▸ **Supplied records**
# # #
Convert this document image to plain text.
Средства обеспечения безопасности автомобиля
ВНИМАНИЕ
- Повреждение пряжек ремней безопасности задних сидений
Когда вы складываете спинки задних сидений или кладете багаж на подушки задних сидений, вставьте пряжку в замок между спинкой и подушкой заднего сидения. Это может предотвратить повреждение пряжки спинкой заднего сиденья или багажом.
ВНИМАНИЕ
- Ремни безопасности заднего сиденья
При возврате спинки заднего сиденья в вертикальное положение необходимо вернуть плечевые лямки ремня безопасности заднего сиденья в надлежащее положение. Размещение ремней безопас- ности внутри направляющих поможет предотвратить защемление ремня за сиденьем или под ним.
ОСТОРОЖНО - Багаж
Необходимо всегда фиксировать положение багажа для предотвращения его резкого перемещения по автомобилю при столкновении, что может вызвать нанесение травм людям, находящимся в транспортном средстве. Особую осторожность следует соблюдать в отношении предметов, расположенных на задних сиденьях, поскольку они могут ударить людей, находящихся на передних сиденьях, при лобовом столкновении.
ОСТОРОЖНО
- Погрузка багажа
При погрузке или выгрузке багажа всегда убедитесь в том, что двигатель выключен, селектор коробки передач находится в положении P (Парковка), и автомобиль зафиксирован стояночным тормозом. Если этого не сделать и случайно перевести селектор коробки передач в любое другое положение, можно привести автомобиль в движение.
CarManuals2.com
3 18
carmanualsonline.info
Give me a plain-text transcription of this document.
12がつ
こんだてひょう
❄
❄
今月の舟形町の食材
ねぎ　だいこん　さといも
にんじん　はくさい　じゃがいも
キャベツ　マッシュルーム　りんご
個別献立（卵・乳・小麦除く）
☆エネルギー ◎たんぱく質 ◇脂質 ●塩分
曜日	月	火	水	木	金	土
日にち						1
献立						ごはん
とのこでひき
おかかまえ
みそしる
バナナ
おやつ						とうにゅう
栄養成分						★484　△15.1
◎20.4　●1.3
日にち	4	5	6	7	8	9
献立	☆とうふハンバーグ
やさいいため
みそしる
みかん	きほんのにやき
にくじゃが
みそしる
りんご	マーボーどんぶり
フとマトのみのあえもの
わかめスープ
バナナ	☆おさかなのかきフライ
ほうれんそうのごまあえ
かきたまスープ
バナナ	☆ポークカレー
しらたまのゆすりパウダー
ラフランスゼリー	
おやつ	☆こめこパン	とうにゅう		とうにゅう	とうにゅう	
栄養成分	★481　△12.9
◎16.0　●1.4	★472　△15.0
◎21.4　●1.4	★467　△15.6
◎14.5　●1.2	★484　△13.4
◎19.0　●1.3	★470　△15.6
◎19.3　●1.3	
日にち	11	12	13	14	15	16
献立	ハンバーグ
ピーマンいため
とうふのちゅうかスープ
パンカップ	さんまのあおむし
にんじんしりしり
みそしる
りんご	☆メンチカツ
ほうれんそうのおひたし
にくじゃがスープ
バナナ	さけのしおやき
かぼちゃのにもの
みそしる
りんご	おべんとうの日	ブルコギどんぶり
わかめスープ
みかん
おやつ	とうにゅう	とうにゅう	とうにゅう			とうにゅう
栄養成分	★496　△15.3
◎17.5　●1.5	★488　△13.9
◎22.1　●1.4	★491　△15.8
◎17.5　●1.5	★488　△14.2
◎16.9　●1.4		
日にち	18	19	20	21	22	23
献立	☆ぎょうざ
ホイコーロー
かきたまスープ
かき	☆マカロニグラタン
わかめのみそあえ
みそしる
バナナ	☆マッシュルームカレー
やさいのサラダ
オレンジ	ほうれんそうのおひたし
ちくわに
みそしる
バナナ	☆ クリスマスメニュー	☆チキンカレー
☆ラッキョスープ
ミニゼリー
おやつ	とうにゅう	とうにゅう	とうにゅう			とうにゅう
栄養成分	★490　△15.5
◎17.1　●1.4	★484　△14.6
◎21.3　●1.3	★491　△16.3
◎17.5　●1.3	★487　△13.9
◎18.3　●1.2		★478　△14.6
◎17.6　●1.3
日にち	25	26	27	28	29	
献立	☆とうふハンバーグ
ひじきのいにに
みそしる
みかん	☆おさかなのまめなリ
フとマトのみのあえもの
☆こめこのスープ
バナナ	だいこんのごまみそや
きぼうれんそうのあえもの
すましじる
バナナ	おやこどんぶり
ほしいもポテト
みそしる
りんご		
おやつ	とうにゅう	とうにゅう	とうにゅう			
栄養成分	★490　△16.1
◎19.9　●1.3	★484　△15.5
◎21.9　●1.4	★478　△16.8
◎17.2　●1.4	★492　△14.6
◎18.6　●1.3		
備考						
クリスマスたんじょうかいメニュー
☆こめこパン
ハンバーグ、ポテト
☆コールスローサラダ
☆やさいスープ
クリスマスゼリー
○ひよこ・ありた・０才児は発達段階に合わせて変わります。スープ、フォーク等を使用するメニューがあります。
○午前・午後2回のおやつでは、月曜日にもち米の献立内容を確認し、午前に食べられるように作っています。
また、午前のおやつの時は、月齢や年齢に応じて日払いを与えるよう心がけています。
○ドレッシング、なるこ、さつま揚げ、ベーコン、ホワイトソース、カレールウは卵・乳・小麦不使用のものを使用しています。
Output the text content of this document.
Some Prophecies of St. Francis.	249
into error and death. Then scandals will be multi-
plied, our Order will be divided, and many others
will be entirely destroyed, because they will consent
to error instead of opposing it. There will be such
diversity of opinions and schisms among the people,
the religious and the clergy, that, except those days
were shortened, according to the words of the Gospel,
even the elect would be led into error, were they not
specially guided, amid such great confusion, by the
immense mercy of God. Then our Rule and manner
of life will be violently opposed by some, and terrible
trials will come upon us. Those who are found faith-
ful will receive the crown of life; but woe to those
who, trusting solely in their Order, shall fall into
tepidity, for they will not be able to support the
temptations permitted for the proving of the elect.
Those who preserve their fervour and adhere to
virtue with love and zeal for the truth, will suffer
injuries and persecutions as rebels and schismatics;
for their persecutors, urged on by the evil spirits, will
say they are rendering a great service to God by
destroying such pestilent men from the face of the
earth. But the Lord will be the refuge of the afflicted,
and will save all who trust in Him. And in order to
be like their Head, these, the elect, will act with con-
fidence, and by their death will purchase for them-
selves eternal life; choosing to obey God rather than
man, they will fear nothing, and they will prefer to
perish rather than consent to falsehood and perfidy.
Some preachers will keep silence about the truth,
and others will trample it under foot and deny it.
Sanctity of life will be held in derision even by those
# # #
▸ **Description of the task**
Give the count of lines in the data shown above that contain "into", and nothing else.

▸ **Output of the exercise**
3